**Data for the task:**

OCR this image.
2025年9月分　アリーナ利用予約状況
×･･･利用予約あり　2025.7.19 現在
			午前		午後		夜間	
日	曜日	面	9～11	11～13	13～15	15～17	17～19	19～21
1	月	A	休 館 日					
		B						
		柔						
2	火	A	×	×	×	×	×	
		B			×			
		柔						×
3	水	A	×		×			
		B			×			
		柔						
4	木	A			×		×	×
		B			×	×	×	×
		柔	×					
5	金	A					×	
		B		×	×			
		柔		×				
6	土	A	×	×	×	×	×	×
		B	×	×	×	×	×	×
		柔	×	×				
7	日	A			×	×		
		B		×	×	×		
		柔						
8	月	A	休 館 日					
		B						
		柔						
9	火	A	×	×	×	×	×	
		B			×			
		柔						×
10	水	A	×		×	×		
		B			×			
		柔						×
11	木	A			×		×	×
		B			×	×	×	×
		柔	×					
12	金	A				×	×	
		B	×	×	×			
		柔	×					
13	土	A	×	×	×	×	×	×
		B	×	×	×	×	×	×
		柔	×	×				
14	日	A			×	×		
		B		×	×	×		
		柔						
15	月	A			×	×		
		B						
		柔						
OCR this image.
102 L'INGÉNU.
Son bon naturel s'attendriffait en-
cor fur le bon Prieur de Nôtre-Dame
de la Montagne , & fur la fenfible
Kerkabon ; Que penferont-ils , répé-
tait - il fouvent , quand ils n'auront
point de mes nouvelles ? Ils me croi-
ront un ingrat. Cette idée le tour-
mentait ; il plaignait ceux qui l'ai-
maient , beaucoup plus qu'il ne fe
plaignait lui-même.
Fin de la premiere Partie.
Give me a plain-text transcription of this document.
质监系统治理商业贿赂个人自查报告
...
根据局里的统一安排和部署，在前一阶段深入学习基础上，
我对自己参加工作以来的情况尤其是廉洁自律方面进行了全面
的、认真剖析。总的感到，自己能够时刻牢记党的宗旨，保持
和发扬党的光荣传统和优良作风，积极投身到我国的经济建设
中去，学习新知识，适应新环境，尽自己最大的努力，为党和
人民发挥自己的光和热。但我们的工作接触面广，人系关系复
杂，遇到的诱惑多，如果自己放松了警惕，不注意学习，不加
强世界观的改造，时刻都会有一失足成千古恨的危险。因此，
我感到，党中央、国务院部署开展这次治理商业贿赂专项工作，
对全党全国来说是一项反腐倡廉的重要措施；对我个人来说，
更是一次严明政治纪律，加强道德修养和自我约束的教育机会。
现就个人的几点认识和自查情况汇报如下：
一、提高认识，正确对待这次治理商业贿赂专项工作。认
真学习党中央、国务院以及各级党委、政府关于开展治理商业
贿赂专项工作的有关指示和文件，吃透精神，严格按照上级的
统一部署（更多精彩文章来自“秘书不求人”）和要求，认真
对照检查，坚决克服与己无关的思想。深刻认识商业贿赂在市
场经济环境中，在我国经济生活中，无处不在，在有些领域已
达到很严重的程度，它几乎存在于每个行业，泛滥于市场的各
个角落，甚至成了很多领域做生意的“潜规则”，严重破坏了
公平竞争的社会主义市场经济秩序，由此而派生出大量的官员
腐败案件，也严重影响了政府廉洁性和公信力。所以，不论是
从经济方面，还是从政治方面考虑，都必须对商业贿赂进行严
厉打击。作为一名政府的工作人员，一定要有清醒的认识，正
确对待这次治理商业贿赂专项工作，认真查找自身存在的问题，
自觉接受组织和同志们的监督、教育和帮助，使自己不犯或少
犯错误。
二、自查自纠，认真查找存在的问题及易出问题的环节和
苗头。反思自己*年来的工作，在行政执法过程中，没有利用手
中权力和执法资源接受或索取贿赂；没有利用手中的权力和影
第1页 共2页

**Do this:**
Check each line of the listing above for the string "plaignait", then report only how many lines have it.

**Correct output:**
2